▶ _WORK INSTRUCTIONS_:
Print the entries below word for word; the pictures stay out of your copy.

── DATA PROVIDED ──

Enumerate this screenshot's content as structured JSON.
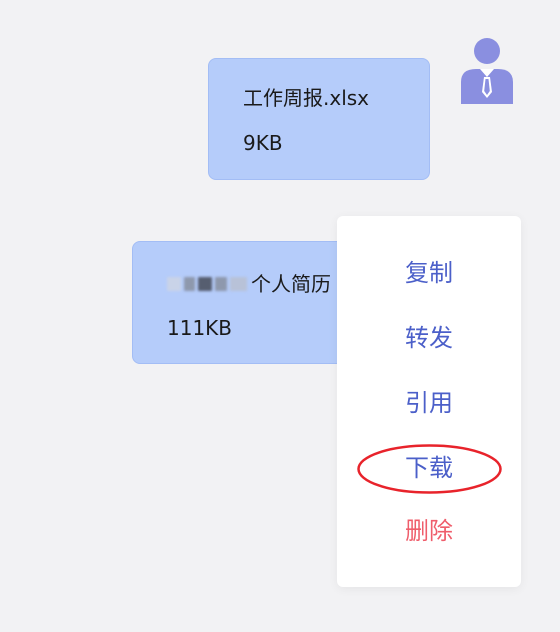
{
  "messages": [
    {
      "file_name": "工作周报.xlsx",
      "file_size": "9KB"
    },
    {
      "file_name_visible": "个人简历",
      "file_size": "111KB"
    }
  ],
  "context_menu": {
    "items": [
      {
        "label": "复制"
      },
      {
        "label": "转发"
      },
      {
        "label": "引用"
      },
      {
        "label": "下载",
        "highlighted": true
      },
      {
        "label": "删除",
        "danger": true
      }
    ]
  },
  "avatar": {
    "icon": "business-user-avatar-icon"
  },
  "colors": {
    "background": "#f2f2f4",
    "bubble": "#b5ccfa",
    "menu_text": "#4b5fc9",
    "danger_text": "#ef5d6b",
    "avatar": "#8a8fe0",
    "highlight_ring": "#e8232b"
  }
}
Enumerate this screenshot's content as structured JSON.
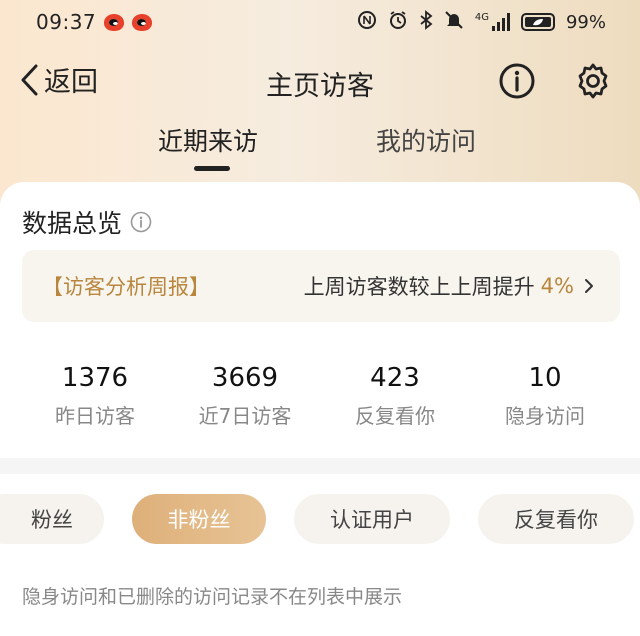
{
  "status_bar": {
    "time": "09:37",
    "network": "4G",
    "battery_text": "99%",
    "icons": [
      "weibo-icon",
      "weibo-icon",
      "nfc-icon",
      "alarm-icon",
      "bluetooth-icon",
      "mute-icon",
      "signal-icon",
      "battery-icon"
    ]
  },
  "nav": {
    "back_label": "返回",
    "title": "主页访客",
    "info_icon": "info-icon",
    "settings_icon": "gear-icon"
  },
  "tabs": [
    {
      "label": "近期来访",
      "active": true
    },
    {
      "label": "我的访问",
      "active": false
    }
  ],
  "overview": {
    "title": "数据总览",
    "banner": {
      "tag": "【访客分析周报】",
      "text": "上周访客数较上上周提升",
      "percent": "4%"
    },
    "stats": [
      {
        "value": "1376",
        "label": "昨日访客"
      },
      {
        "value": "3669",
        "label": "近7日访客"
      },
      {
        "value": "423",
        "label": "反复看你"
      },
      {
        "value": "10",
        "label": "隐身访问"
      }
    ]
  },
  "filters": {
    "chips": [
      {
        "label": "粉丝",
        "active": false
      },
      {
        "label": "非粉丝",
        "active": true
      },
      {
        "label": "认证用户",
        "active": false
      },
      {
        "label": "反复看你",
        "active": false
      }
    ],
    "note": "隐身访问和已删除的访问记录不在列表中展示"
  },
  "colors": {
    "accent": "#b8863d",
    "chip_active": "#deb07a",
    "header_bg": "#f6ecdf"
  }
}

───

▶ _FULL SOLUTION_:
Enumerate this screenshot's content as structured JSON.
{
  "messages": [
    {
      "file_name": "工作周报.xlsx",
      "file_size": "9KB"
    },
    {
      "file_name_visible": "个人简历",
      "file_size": "111KB"
    }
  ],
  "context_menu": {
    "items": [
      {
        "label": "复制"
      },
      {
        "label": "转发"
      },
      {
        "label": "引用"
      },
      {
        "label": "下载",
        "highlighted": true
      },
      {
        "label": "删除",
        "danger": true
      }
    ]
  },
  "avatar": {
    "icon": "business-user-avatar-icon"
  },
  "colors": {
    "background": "#f2f2f4",
    "bubble": "#b5ccfa",
    "menu_text": "#4b5fc9",
    "danger_text": "#ef5d6b",
    "avatar": "#8a8fe0",
    "highlight_ring": "#e8232b"
  }
}
Enumerate this screenshot's content as structured JSON.
{
  "status_bar": {
    "time": "09:37",
    "network": "4G",
    "battery_text": "99%",
    "icons": [
      "weibo-icon",
      "weibo-icon",
      "nfc-icon",
      "alarm-icon",
      "bluetooth-icon",
      "mute-icon",
      "signal-icon",
      "battery-icon"
    ]
  },
  "nav": {
    "back_label": "返回",
    "title": "主页访客",
    "info_icon": "info-icon",
    "settings_icon": "gear-icon"
  },
  "tabs": [
    {
      "label": "近期来访",
      "active": true
    },
    {
      "label": "我的访问",
      "active": false
    }
  ],
  "overview": {
    "title": "数据总览",
    "banner": {
      "tag": "【访客分析周报】",
      "text": "上周访客数较上上周提升",
      "percent": "4%"
    },
    "stats": [
      {
        "value": "1376",
        "label": "昨日访客"
      },
      {
        "value": "3669",
        "label": "近7日访客"
      },
      {
        "value": "423",
        "label": "反复看你"
      },
      {
        "value": "10",
        "label": "隐身访问"
      }
    ]
  },
  "filters": {
    "chips": [
      {
        "label": "粉丝",
        "active": false
      },
      {
        "label": "非粉丝",
        "active": true
      },
      {
        "label": "认证用户",
        "active": false
      },
      {
        "label": "反复看你",
        "active": false
      }
    ],
    "note": "隐身访问和已删除的访问记录不在列表中展示"
  },
  "colors": {
    "accent": "#b8863d",
    "chip_active": "#deb07a",
    "header_bg": "#f6ecdf"
  }
}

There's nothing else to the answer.